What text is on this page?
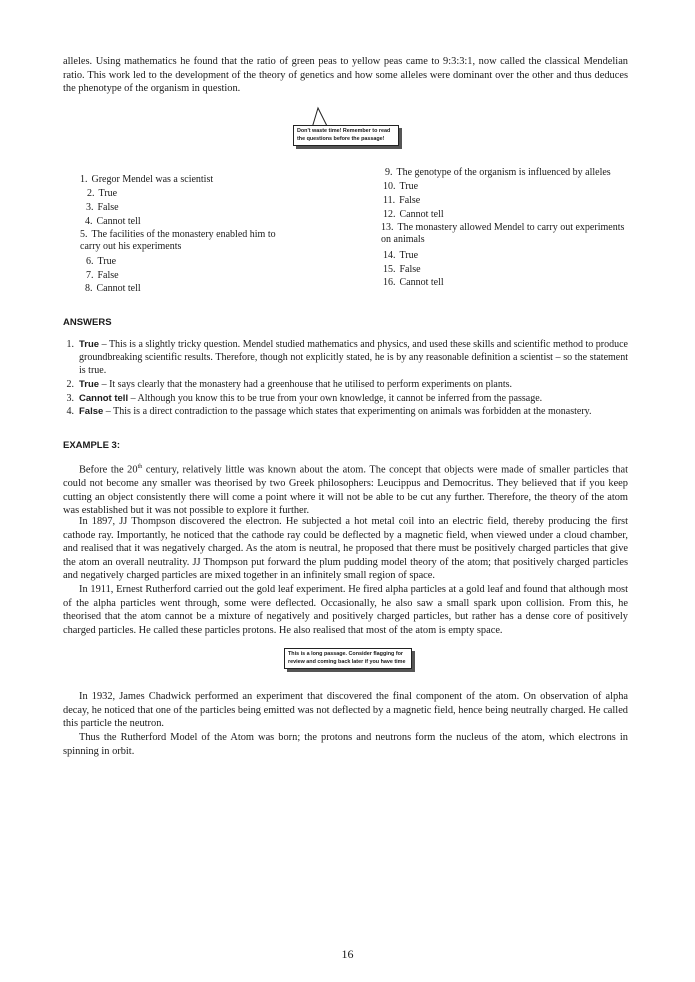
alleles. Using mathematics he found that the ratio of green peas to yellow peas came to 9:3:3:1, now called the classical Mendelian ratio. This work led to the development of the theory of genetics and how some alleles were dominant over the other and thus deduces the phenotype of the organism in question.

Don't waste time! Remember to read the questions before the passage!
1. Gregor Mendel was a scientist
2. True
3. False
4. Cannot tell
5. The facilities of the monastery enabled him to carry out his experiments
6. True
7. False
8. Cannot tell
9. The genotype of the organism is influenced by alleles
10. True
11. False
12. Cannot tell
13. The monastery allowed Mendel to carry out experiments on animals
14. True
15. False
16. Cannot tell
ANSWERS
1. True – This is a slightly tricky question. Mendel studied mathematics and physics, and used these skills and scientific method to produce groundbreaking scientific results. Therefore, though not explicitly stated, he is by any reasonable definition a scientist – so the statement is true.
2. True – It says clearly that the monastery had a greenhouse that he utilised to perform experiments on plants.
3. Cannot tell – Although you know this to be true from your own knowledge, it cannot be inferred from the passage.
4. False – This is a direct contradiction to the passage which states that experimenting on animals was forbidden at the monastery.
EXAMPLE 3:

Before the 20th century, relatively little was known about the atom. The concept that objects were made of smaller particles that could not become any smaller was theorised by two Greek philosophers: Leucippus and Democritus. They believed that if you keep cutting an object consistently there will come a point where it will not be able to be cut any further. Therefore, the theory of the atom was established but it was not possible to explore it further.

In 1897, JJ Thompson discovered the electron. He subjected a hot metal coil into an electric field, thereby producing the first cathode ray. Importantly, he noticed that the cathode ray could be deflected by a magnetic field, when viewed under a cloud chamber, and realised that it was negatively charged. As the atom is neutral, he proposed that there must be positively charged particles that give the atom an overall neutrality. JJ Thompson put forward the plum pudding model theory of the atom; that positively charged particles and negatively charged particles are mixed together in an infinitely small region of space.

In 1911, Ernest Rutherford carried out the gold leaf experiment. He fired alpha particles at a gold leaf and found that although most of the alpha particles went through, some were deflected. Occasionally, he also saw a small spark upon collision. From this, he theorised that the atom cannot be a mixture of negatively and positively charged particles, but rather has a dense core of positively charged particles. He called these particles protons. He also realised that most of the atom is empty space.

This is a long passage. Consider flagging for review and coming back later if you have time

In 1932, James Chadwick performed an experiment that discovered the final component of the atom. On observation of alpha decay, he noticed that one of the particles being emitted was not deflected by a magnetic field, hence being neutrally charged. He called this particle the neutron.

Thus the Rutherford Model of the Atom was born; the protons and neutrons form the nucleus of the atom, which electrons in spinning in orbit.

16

==

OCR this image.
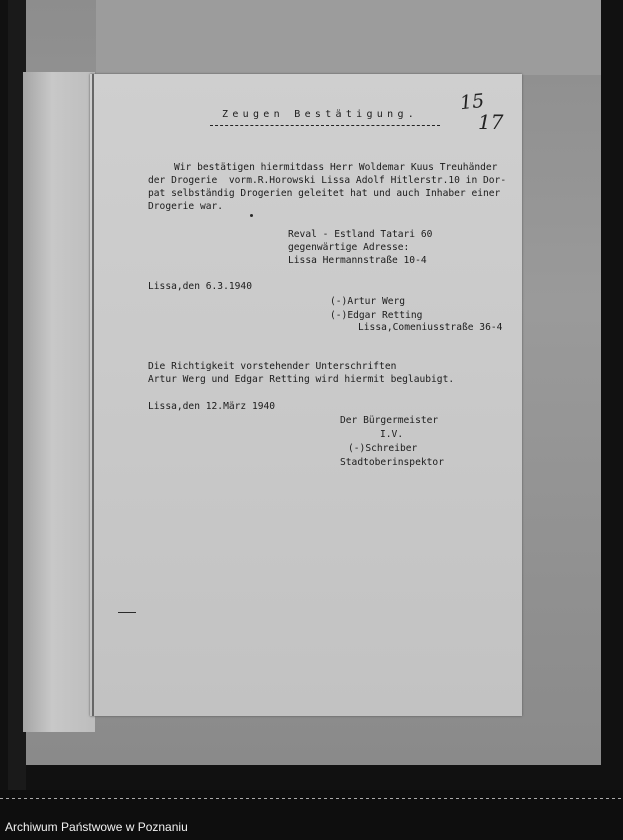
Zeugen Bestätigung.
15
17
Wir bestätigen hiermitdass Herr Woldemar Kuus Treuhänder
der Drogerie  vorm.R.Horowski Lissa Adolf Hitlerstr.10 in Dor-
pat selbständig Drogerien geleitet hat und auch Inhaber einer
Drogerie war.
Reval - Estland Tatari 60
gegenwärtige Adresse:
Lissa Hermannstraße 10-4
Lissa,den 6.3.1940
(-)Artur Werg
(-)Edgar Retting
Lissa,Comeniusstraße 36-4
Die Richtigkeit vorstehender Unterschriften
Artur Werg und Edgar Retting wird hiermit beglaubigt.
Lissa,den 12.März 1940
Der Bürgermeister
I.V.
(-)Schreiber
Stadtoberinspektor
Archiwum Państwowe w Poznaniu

**Aim of the exercise**
Check each line in the records for the word "passage" and say how many have it, with nothing else.

**Reply to the task**
4